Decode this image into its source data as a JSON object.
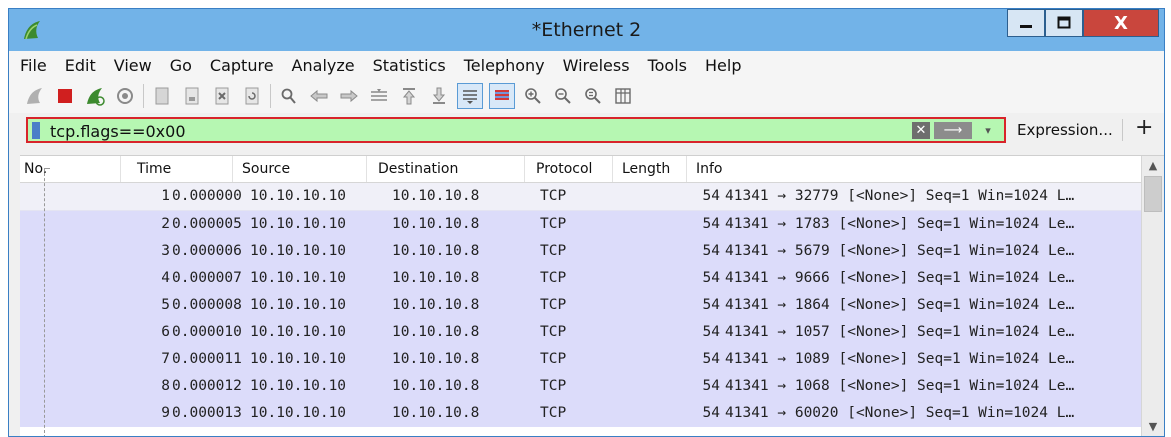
{
  "window": {
    "title": "*Ethernet 2",
    "close_label": "X"
  },
  "menu": [
    "File",
    "Edit",
    "View",
    "Go",
    "Capture",
    "Analyze",
    "Statistics",
    "Telephony",
    "Wireless",
    "Tools",
    "Help"
  ],
  "toolbar": {
    "icons": [
      "start-capture",
      "stop-capture",
      "restart-capture",
      "capture-options",
      "open-file",
      "save-file",
      "close-file",
      "reload-file",
      "find-packet",
      "go-back",
      "go-forward",
      "go-to-packet",
      "go-first",
      "go-last",
      "auto-scroll",
      "colorize",
      "zoom-in",
      "zoom-out",
      "zoom-reset",
      "resize-columns"
    ]
  },
  "filter": {
    "value": "tcp.flags==0x00",
    "expression_label": "Expression...",
    "add_label": "+",
    "clear_label": "✕",
    "apply_label": "⟶",
    "dropdown_label": "▾",
    "valid_color": "#b6f7b2",
    "highlight_color": "#d8242a"
  },
  "packet_list": {
    "columns": [
      "No.",
      "Time",
      "Source",
      "Destination",
      "Protocol",
      "Length",
      "Info"
    ],
    "rows": [
      {
        "no": "1",
        "time": "0.000000",
        "source": "10.10.10.10",
        "destination": "10.10.10.8",
        "protocol": "TCP",
        "length": "54",
        "info": "41341 → 32779 [<None>] Seq=1 Win=1024 L…"
      },
      {
        "no": "2",
        "time": "0.000005",
        "source": "10.10.10.10",
        "destination": "10.10.10.8",
        "protocol": "TCP",
        "length": "54",
        "info": "41341 → 1783 [<None>] Seq=1 Win=1024 Le…"
      },
      {
        "no": "3",
        "time": "0.000006",
        "source": "10.10.10.10",
        "destination": "10.10.10.8",
        "protocol": "TCP",
        "length": "54",
        "info": "41341 → 5679 [<None>] Seq=1 Win=1024 Le…"
      },
      {
        "no": "4",
        "time": "0.000007",
        "source": "10.10.10.10",
        "destination": "10.10.10.8",
        "protocol": "TCP",
        "length": "54",
        "info": "41341 → 9666 [<None>] Seq=1 Win=1024 Le…"
      },
      {
        "no": "5",
        "time": "0.000008",
        "source": "10.10.10.10",
        "destination": "10.10.10.8",
        "protocol": "TCP",
        "length": "54",
        "info": "41341 → 1864 [<None>] Seq=1 Win=1024 Le…"
      },
      {
        "no": "6",
        "time": "0.000010",
        "source": "10.10.10.10",
        "destination": "10.10.10.8",
        "protocol": "TCP",
        "length": "54",
        "info": "41341 → 1057 [<None>] Seq=1 Win=1024 Le…"
      },
      {
        "no": "7",
        "time": "0.000011",
        "source": "10.10.10.10",
        "destination": "10.10.10.8",
        "protocol": "TCP",
        "length": "54",
        "info": "41341 → 1089 [<None>] Seq=1 Win=1024 Le…"
      },
      {
        "no": "8",
        "time": "0.000012",
        "source": "10.10.10.10",
        "destination": "10.10.10.8",
        "protocol": "TCP",
        "length": "54",
        "info": "41341 → 1068 [<None>] Seq=1 Win=1024 Le…"
      },
      {
        "no": "9",
        "time": "0.000013",
        "source": "10.10.10.10",
        "destination": "10.10.10.8",
        "protocol": "TCP",
        "length": "54",
        "info": "41341 → 60020 [<None>] Seq=1 Win=1024 L…"
      }
    ],
    "row_color": "#dcdcfa",
    "selected_row_color": "#f0f0f8"
  }
}
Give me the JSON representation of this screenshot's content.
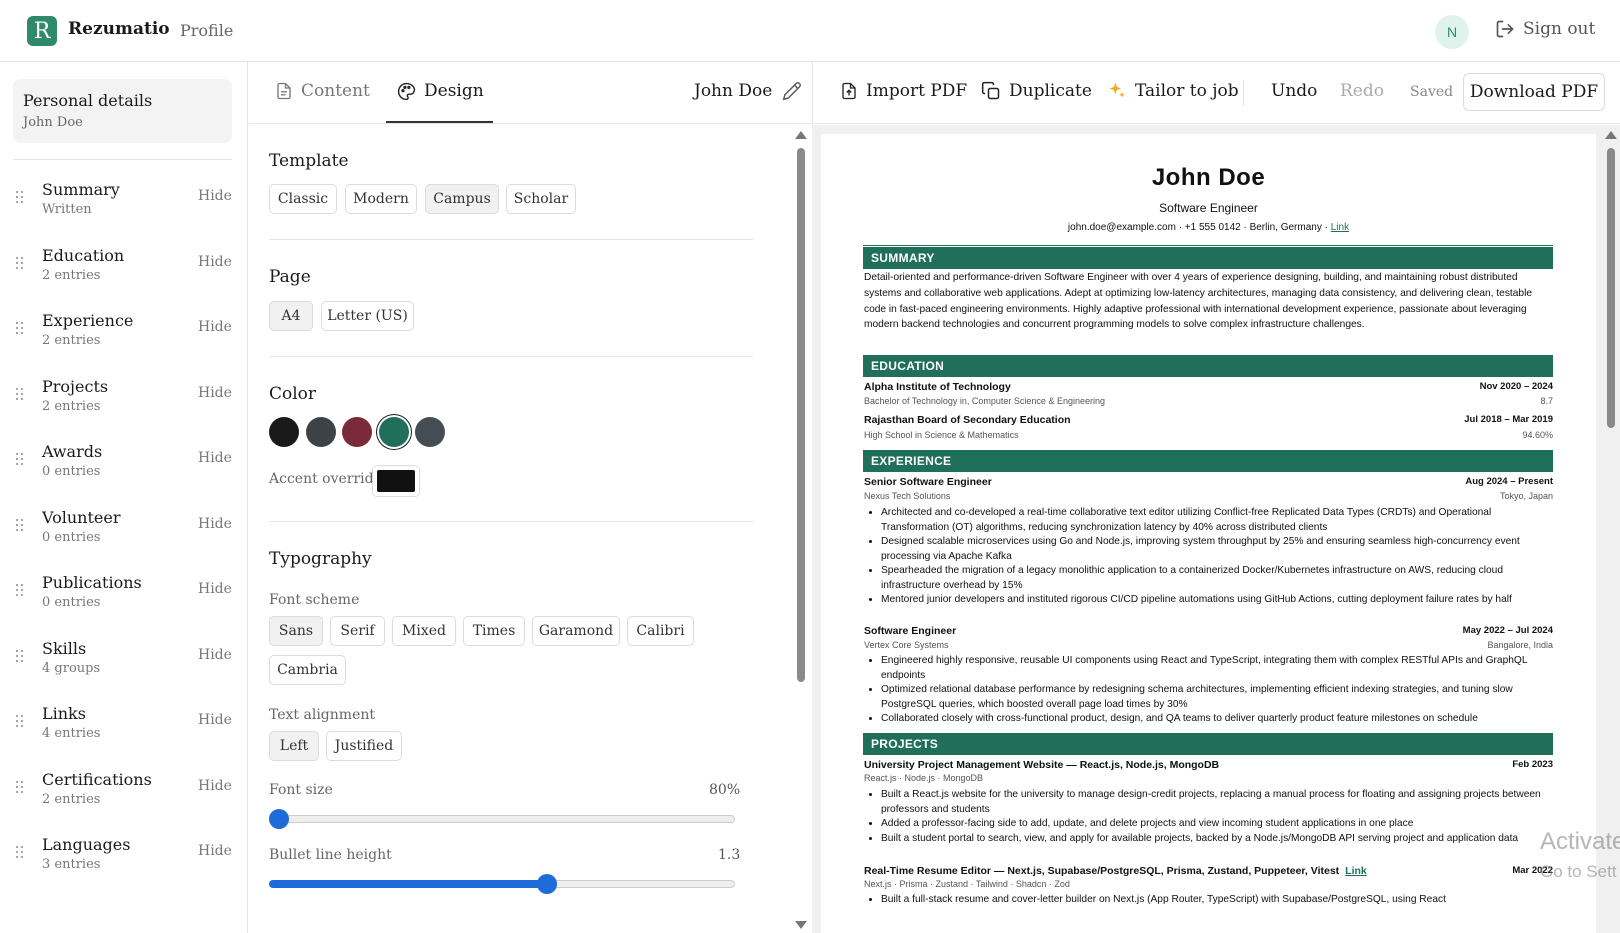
{
  "app": {
    "logo_letter": "R",
    "brand": "Rezumatio",
    "profile": "Profile",
    "avatar_initial": "N",
    "sign_out": "Sign out"
  },
  "sidebar": {
    "personal": {
      "title": "Personal details",
      "subtitle": "John Doe"
    },
    "hide_label": "Hide",
    "sections": [
      {
        "name": "Summary",
        "count": "Written"
      },
      {
        "name": "Education",
        "count": "2 entries"
      },
      {
        "name": "Experience",
        "count": "2 entries"
      },
      {
        "name": "Projects",
        "count": "2 entries"
      },
      {
        "name": "Awards",
        "count": "0 entries"
      },
      {
        "name": "Volunteer",
        "count": "0 entries"
      },
      {
        "name": "Publications",
        "count": "0 entries"
      },
      {
        "name": "Skills",
        "count": "4 groups"
      },
      {
        "name": "Links",
        "count": "4 entries"
      },
      {
        "name": "Certifications",
        "count": "2 entries"
      },
      {
        "name": "Languages",
        "count": "3 entries"
      }
    ]
  },
  "editor": {
    "tabs": {
      "content": "Content",
      "design": "Design",
      "active": "design"
    },
    "doc_name": "John Doe",
    "template": {
      "label": "Template",
      "options": [
        "Classic",
        "Modern",
        "Campus",
        "Scholar"
      ],
      "selected": "Campus"
    },
    "page": {
      "label": "Page",
      "options": [
        "A4",
        "Letter (US)"
      ],
      "selected": "A4"
    },
    "color": {
      "label": "Color",
      "swatches": [
        "#1a1a1a",
        "#3d4247",
        "#7a2a3a",
        "#1f6f5a",
        "#454c52"
      ],
      "selected": "#1f6f5a",
      "accent_label": "Accent override",
      "accent_value": "#111111"
    },
    "typography": {
      "label": "Typography",
      "font_scheme_label": "Font scheme",
      "font_schemes": [
        "Sans",
        "Serif",
        "Mixed",
        "Times",
        "Garamond",
        "Calibri",
        "Cambria"
      ],
      "font_scheme_selected": "Sans",
      "alignment_label": "Text alignment",
      "alignments": [
        "Left",
        "Justified"
      ],
      "alignment_selected": "Left",
      "font_size_label": "Font size",
      "font_size_value": "80%",
      "font_size_fraction": 0.0,
      "bullet_label": "Bullet line height",
      "bullet_value": "1.3",
      "bullet_fraction": 0.6
    }
  },
  "toolbar": {
    "import": "Import PDF",
    "duplicate": "Duplicate",
    "tailor": "Tailor to job",
    "undo": "Undo",
    "redo": "Redo",
    "saved": "Saved",
    "download": "Download PDF"
  },
  "resume": {
    "name": "John Doe",
    "title": "Software Engineer",
    "contact": "john.doe@example.com · +1 555 0142 · Berlin, Germany · ",
    "contact_link": "Link",
    "headings": {
      "summary": "SUMMARY",
      "education": "EDUCATION",
      "experience": "EXPERIENCE",
      "projects": "PROJECTS"
    },
    "summary": "Detail-oriented and performance-driven Software Engineer with over 4 years of experience designing, building, and maintaining robust distributed systems and collaborative web applications. Adept at optimizing low-latency architectures, managing data consistency, and delivering clean, testable code in fast-paced engineering environments. Highly adaptive professional with international development experience, passionate about leveraging modern backend technologies and concurrent programming models to solve complex infrastructure challenges.",
    "education": [
      {
        "school": "Alpha Institute of Technology",
        "dates": "Nov 2020 – 2024",
        "degree": "Bachelor of Technology in, Computer Science & Engineering",
        "score": "8.7"
      },
      {
        "school": "Rajasthan Board of Secondary Education",
        "dates": "Jul 2018 – Mar 2019",
        "degree": "High School in Science & Mathematics",
        "score": "94.60%"
      }
    ],
    "experience": [
      {
        "role": "Senior Software Engineer",
        "dates": "Aug 2024 – Present",
        "company": "Nexus Tech Solutions",
        "location": "Tokyo, Japan",
        "bullets": [
          "Architected and co-developed a real-time collaborative text editor utilizing Conflict-free Replicated Data Types (CRDTs) and Operational Transformation (OT) algorithms, reducing synchronization latency by 40% across distributed clients",
          "Designed scalable microservices using Go and Node.js, improving system throughput by 25% and ensuring seamless high-concurrency event processing via Apache Kafka",
          "Spearheaded the migration of a legacy monolithic application to a containerized Docker/Kubernetes infrastructure on AWS, reducing cloud infrastructure overhead by 15%",
          "Mentored junior developers and instituted rigorous CI/CD pipeline automations using GitHub Actions, cutting deployment failure rates by half"
        ]
      },
      {
        "role": "Software Engineer",
        "dates": "May 2022 – Jul 2024",
        "company": "Vertex Core Systems",
        "location": "Bangalore, India",
        "bullets": [
          "Engineered highly responsive, reusable UI components using React and TypeScript, integrating them with complex RESTful APIs and GraphQL endpoints",
          "Optimized relational database performance by redesigning schema architectures, implementing efficient indexing strategies, and tuning slow PostgreSQL queries, which boosted overall page load times by 30%",
          "Collaborated closely with cross-functional product, design, and QA teams to deliver quarterly product feature milestones on schedule"
        ]
      }
    ],
    "projects": [
      {
        "name": "University Project Management Website — React.js, Node.js, MongoDB",
        "date": "Feb 2023",
        "stack": "React.js · Node.js · MongoDB",
        "bullets": [
          "Built a React.js website for the university to manage design-credit projects, replacing a manual process for floating and assigning projects between professors and students",
          "Added a professor-facing side to add, update, and delete projects and view incoming student applications in one place",
          "Built a student portal to search, view, and apply for available projects, backed by a Node.js/MongoDB API serving project and application data"
        ]
      },
      {
        "name": "Real-Time Resume Editor — Next.js, Supabase/PostgreSQL, Prisma, Zustand, Puppeteer, Vitest",
        "link": "Link",
        "date": "Mar 2022",
        "stack": "Next.js · Prisma · Zustand · Tailwind · Shadcn · Zod",
        "bullets": [
          "Built a full-stack resume and cover-letter builder on Next.js (App Router, TypeScript) with Supabase/PostgreSQL, using React"
        ]
      }
    ]
  },
  "watermark": {
    "line1": "Activate",
    "line2": "Go to Sett"
  }
}
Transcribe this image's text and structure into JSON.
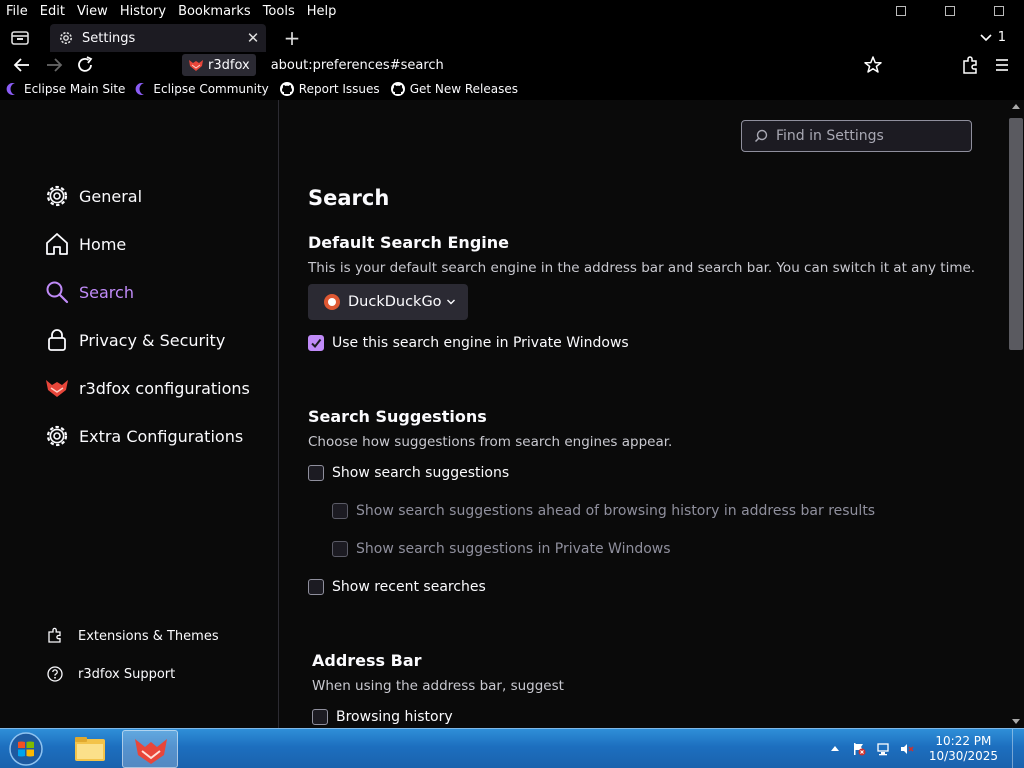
{
  "menubar": {
    "items": [
      "File",
      "Edit",
      "View",
      "History",
      "Bookmarks",
      "Tools",
      "Help"
    ]
  },
  "tabs": {
    "active_title": "Settings",
    "overflow_count": "1"
  },
  "navbar": {
    "identity_label": "r3dfox",
    "url": "about:preferences#search"
  },
  "bookmarks": {
    "items": [
      {
        "label": "Eclipse Main Site",
        "icon": "eclipse-icon"
      },
      {
        "label": "Eclipse Community",
        "icon": "eclipse-icon"
      },
      {
        "label": "Report Issues",
        "icon": "github-icon"
      },
      {
        "label": "Get New Releases",
        "icon": "github-icon"
      }
    ]
  },
  "find": {
    "placeholder": "Find in Settings"
  },
  "sidebar": {
    "categories": [
      {
        "label": "General",
        "icon": "gear-icon"
      },
      {
        "label": "Home",
        "icon": "home-icon"
      },
      {
        "label": "Search",
        "icon": "search-icon",
        "selected": true
      },
      {
        "label": "Privacy & Security",
        "icon": "lock-icon"
      },
      {
        "label": "r3dfox configurations",
        "icon": "r3dfox-icon"
      },
      {
        "label": "Extra Configurations",
        "icon": "gear-icon"
      }
    ],
    "footer": [
      {
        "label": "Extensions & Themes",
        "icon": "puzzle-icon"
      },
      {
        "label": "r3dfox Support",
        "icon": "help-icon"
      }
    ]
  },
  "main": {
    "title": "Search",
    "default_engine": {
      "heading": "Default Search Engine",
      "description": "This is your default search engine in the address bar and search bar. You can switch it at any time.",
      "selected_engine": "DuckDuckGo",
      "private_checkbox": {
        "label": "Use this search engine in Private Windows",
        "checked": true
      }
    },
    "suggestions": {
      "heading": "Search Suggestions",
      "description": "Choose how suggestions from search engines appear.",
      "show_suggestions": {
        "label": "Show search suggestions",
        "checked": false
      },
      "ahead_of_history": {
        "label": "Show search suggestions ahead of browsing history in address bar results",
        "checked": false
      },
      "private_windows": {
        "label": "Show search suggestions in Private Windows",
        "checked": false
      },
      "recent_searches": {
        "label": "Show recent searches",
        "checked": false
      }
    },
    "address_bar": {
      "heading": "Address Bar",
      "description": "When using the address bar, suggest",
      "browsing_history": {
        "label": "Browsing history",
        "checked": false
      }
    }
  },
  "taskbar": {
    "time": "10:22 PM",
    "date": "10/30/2025"
  },
  "colors": {
    "accent": "#c08bf8",
    "page_bg": "#0a0a0a",
    "taskbar": "#1d6fbf"
  }
}
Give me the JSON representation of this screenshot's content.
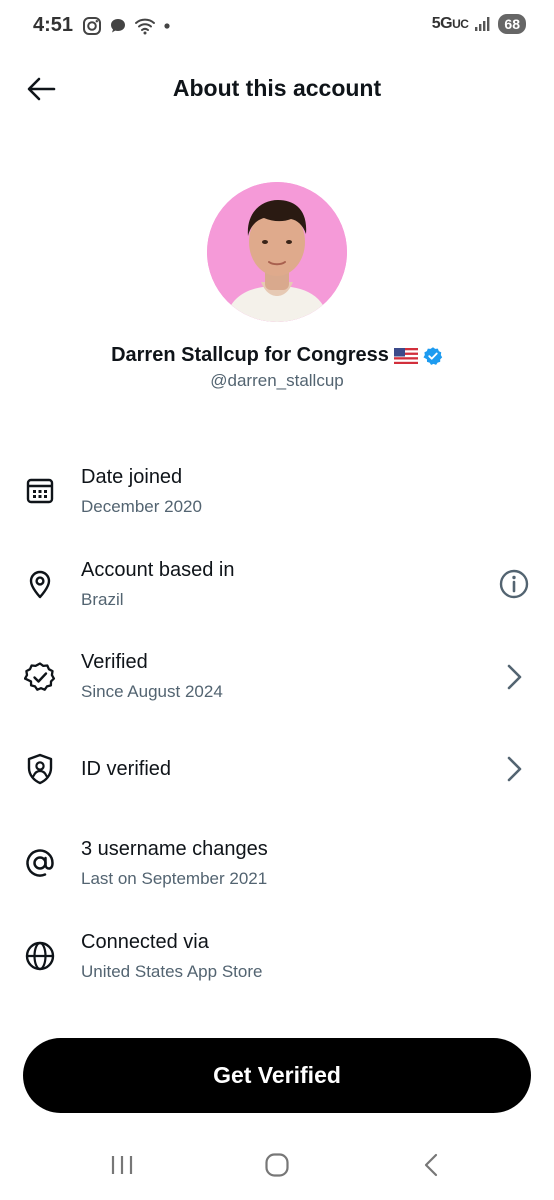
{
  "status_bar": {
    "time": "4:51",
    "network": "5G",
    "network_suffix": "UC",
    "battery": "68"
  },
  "header": {
    "title": "About this account",
    "back_icon": "arrow-left-icon"
  },
  "profile": {
    "name": "Darren Stallcup for Congress",
    "handle": "@darren_stallcup",
    "flag": "us-flag-icon",
    "badge": "verified-badge-icon",
    "avatar_bg": "#f59ad8",
    "badge_color": "#1d9bf0"
  },
  "rows": [
    {
      "icon": "calendar-icon",
      "title": "Date joined",
      "subtitle": "December 2020",
      "action": null
    },
    {
      "icon": "location-pin-icon",
      "title": "Account based in",
      "subtitle": "Brazil",
      "action": "info-icon"
    },
    {
      "icon": "verified-seal-icon",
      "title": "Verified",
      "subtitle": "Since August 2024",
      "action": "chevron-right-icon"
    },
    {
      "icon": "id-shield-icon",
      "title": "ID verified",
      "subtitle": "",
      "action": "chevron-right-icon"
    },
    {
      "icon": "at-sign-icon",
      "title": "3 username changes",
      "subtitle": "Last on September 2021",
      "action": null
    },
    {
      "icon": "globe-icon",
      "title": "Connected via",
      "subtitle": "United States App Store",
      "action": null
    }
  ],
  "cta": {
    "label": "Get Verified"
  },
  "colors": {
    "text_primary": "#0f1419",
    "text_secondary": "#536471",
    "button_bg": "#000000"
  }
}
::::::::
What to work on: Lines from the records above that hold "JSON" are the ones to list.

Solution:
Decode this image into its source data as a JSON object.
Give me the JSON representation of this screenshot's content.
Transcribe this image's text and structure into JSON.
Give me the JSON representation of this screenshot's content.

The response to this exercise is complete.